What to work on
Copy all lines holding the word "title" from the entries.

Record extracts
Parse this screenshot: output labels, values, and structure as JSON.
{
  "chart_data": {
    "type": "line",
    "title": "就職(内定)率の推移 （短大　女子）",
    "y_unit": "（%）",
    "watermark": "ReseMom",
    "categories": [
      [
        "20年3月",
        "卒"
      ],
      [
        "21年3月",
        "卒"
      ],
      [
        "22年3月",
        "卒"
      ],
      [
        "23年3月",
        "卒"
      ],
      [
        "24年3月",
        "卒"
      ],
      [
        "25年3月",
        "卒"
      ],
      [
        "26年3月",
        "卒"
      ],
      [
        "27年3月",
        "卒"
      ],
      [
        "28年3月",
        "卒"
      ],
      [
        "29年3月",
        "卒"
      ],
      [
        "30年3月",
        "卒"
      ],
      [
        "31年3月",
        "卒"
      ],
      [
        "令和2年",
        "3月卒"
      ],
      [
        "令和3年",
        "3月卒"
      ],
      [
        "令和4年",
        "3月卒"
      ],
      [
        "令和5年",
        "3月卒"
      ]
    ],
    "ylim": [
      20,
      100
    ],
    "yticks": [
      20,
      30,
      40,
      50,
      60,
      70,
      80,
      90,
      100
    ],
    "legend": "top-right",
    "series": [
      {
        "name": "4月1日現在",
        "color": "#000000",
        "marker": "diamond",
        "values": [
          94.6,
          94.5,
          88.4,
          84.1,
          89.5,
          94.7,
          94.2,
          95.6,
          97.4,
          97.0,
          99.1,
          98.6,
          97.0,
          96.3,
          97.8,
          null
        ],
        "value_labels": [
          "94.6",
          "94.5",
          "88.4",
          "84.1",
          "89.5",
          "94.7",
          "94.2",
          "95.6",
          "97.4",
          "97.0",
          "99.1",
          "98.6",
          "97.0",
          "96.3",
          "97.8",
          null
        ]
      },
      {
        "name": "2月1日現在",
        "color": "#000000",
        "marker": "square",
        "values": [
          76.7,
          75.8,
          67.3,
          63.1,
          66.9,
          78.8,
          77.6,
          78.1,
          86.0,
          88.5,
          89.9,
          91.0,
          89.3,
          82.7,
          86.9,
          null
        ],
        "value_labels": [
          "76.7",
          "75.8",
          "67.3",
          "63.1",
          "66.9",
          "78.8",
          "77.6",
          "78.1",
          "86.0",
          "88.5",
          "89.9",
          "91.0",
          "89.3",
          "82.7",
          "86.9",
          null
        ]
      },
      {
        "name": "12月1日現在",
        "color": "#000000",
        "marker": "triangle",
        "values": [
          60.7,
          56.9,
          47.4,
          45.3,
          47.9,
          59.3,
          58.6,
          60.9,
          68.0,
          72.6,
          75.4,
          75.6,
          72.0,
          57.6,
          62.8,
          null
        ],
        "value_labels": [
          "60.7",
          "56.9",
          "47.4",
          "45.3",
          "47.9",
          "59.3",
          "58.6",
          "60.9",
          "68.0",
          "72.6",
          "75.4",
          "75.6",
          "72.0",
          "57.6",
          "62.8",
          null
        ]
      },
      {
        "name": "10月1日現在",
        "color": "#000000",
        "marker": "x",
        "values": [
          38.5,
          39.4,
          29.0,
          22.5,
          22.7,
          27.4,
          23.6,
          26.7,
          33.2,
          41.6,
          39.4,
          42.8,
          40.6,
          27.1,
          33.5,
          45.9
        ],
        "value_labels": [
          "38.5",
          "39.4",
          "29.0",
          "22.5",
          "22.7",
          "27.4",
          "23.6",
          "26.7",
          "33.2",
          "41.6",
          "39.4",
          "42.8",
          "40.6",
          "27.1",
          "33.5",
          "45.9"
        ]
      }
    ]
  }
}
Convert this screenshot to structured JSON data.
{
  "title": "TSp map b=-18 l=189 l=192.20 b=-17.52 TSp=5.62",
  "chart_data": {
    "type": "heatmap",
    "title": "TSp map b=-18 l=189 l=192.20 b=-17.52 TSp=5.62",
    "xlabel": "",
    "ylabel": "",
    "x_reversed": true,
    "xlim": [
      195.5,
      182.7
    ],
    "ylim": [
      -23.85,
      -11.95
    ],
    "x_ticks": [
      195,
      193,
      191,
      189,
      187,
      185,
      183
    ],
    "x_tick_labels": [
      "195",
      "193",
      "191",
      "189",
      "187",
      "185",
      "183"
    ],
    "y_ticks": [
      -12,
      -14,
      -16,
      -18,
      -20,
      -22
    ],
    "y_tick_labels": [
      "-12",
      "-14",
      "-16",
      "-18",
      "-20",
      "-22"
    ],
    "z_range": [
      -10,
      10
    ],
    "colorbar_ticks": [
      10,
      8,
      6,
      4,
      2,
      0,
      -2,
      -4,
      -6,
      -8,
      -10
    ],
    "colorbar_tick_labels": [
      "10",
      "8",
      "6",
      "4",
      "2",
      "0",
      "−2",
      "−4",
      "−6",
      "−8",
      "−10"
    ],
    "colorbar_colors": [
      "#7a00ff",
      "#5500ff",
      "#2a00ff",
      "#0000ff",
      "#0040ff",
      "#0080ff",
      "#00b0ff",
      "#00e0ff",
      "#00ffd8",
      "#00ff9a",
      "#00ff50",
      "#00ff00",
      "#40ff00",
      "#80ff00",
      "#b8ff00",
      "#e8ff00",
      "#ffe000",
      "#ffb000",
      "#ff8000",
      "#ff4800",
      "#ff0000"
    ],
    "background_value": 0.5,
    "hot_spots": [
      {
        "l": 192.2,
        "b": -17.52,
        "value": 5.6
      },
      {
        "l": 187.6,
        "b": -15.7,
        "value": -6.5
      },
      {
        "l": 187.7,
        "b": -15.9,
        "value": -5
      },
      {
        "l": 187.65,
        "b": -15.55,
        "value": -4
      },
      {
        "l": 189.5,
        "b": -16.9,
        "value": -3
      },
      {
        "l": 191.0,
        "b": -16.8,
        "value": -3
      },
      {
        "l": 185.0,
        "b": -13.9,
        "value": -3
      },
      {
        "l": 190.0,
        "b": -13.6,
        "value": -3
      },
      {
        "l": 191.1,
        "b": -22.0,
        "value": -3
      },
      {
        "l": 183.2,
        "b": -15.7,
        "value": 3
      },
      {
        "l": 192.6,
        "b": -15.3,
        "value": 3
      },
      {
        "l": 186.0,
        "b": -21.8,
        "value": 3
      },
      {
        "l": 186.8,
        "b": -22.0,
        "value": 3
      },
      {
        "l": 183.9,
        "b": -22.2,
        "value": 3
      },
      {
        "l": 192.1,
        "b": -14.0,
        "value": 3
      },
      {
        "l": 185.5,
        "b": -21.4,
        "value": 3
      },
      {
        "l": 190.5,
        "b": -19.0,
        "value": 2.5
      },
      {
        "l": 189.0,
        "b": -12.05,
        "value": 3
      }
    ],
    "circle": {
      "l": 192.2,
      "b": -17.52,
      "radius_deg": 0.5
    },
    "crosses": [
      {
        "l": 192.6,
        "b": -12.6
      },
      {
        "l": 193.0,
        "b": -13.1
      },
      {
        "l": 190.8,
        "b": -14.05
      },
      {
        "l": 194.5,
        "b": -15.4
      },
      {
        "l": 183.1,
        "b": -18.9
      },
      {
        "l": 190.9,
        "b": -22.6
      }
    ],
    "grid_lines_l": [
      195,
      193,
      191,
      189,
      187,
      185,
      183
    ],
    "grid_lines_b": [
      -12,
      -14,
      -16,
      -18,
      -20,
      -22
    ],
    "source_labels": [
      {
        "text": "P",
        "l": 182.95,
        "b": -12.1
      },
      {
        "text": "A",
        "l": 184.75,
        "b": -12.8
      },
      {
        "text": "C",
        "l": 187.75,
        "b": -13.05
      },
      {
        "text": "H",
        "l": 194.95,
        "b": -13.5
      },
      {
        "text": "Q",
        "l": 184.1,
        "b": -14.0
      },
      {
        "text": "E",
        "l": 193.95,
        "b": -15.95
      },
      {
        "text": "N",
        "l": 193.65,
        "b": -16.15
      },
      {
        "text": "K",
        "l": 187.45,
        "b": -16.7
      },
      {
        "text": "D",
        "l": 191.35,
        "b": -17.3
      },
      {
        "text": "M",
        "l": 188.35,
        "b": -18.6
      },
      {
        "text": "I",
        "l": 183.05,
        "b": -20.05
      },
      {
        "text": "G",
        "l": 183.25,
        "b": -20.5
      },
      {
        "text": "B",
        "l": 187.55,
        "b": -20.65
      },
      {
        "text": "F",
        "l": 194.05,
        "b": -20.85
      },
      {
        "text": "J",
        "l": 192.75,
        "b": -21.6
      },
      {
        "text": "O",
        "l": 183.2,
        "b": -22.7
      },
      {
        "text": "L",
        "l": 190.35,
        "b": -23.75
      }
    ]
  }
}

Right answer
    "title": "就職(内定)率の推移 （短大　女子）",
  "title": "TSp map b=-18 l=189 l=192.20 b=-17.52 TSp=5.62",
    "title": "TSp map b=-18 l=189 l=192.20 b=-17.52 TSp=5.62",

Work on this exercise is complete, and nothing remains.